» **Extracted data**

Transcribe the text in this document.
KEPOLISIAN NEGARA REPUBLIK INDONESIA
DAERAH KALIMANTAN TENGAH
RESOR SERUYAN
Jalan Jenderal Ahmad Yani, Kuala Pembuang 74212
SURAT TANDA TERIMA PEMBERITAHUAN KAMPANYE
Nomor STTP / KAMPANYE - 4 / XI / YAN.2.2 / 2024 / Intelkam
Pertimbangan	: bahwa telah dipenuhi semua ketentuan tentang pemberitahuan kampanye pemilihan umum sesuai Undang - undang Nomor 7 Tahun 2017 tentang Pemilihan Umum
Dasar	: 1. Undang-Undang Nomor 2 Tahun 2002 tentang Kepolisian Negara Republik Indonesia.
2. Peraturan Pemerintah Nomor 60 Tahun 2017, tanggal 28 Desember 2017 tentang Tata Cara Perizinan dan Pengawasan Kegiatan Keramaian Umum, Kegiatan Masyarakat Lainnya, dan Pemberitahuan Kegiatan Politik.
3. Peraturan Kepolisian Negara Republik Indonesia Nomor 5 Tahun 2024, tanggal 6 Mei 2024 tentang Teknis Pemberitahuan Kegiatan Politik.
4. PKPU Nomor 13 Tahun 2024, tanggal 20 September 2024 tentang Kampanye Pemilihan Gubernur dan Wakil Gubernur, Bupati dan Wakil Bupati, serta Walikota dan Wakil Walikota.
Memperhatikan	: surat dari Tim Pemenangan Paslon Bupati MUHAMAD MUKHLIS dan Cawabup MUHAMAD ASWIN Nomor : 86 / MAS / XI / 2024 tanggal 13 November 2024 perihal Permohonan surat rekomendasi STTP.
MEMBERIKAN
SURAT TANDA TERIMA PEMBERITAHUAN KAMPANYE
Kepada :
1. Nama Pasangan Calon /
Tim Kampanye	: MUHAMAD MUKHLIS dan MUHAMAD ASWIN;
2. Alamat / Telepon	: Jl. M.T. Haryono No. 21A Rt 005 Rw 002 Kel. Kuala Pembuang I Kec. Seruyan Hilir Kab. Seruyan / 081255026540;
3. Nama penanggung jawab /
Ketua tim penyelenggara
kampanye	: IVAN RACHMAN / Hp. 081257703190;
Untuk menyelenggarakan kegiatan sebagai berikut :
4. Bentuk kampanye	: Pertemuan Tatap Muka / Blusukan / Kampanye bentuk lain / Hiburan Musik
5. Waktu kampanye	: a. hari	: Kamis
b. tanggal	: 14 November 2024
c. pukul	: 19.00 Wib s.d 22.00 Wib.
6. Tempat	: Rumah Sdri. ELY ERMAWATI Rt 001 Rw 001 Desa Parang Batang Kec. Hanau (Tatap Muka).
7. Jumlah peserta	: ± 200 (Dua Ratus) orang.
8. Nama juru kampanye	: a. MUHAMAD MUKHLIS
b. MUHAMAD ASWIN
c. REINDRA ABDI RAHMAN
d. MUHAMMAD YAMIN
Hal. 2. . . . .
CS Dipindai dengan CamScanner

» **Work required**
Everything in the listing above should be restated exactly.

» **The reply**
Transcribe the text in this document.
KEPOLISIAN NEGARA REPUBLIK INDONESIA
DAERAH KALIMANTAN TENGAH
RESOR SERUYAN
Jalan Jenderal Ahmad Yani, Kuala Pembuang 74212
SURAT TANDA TERIMA PEMBERITAHUAN KAMPANYE
Nomor STTP / KAMPANYE - 4 / XI / YAN.2.2 / 2024 / Intelkam
Pertimbangan	: bahwa telah dipenuhi semua ketentuan tentang pemberitahuan kampanye pemilihan umum sesuai Undang - undang Nomor 7 Tahun 2017 tentang Pemilihan Umum
Dasar	: 1. Undang-Undang Nomor 2 Tahun 2002 tentang Kepolisian Negara Republik Indonesia.
2. Peraturan Pemerintah Nomor 60 Tahun 2017, tanggal 28 Desember 2017 tentang Tata Cara Perizinan dan Pengawasan Kegiatan Keramaian Umum, Kegiatan Masyarakat Lainnya, dan Pemberitahuan Kegiatan Politik.
3. Peraturan Kepolisian Negara Republik Indonesia Nomor 5 Tahun 2024, tanggal 6 Mei 2024 tentang Teknis Pemberitahuan Kegiatan Politik.
4. PKPU Nomor 13 Tahun 2024, tanggal 20 September 2024 tentang Kampanye Pemilihan Gubernur dan Wakil Gubernur, Bupati dan Wakil Bupati, serta Walikota dan Wakil Walikota.
Memperhatikan	: surat dari Tim Pemenangan Paslon Bupati MUHAMAD MUKHLIS dan Cawabup MUHAMAD ASWIN Nomor : 86 / MAS / XI / 2024 tanggal 13 November 2024 perihal Permohonan surat rekomendasi STTP.
MEMBERIKAN
SURAT TANDA TERIMA PEMBERITAHUAN KAMPANYE
Kepada :
1. Nama Pasangan Calon /
Tim Kampanye	: MUHAMAD MUKHLIS dan MUHAMAD ASWIN;
2. Alamat / Telepon	: Jl. M.T. Haryono No. 21A Rt 005 Rw 002 Kel. Kuala Pembuang I Kec. Seruyan Hilir Kab. Seruyan / 081255026540;
3. Nama penanggung jawab /
Ketua tim penyelenggara
kampanye	: IVAN RACHMAN / Hp. 081257703190;
Untuk menyelenggarakan kegiatan sebagai berikut :
4. Bentuk kampanye	: Pertemuan Tatap Muka / Blusukan / Kampanye bentuk lain / Hiburan Musik
5. Waktu kampanye	: a. hari	: Kamis
b. tanggal	: 14 November 2024
c. pukul	: 19.00 Wib s.d 22.00 Wib.
6. Tempat	: Rumah Sdri. ELY ERMAWATI Rt 001 Rw 001 Desa Parang Batang Kec. Hanau (Tatap Muka).
7. Jumlah peserta	: ± 200 (Dua Ratus) orang.
8. Nama juru kampanye	: a. MUHAMAD MUKHLIS
b. MUHAMAD ASWIN
c. REINDRA ABDI RAHMAN
d. MUHAMMAD YAMIN
Hal. 2. . . . .
CS Dipindai dengan CamScanner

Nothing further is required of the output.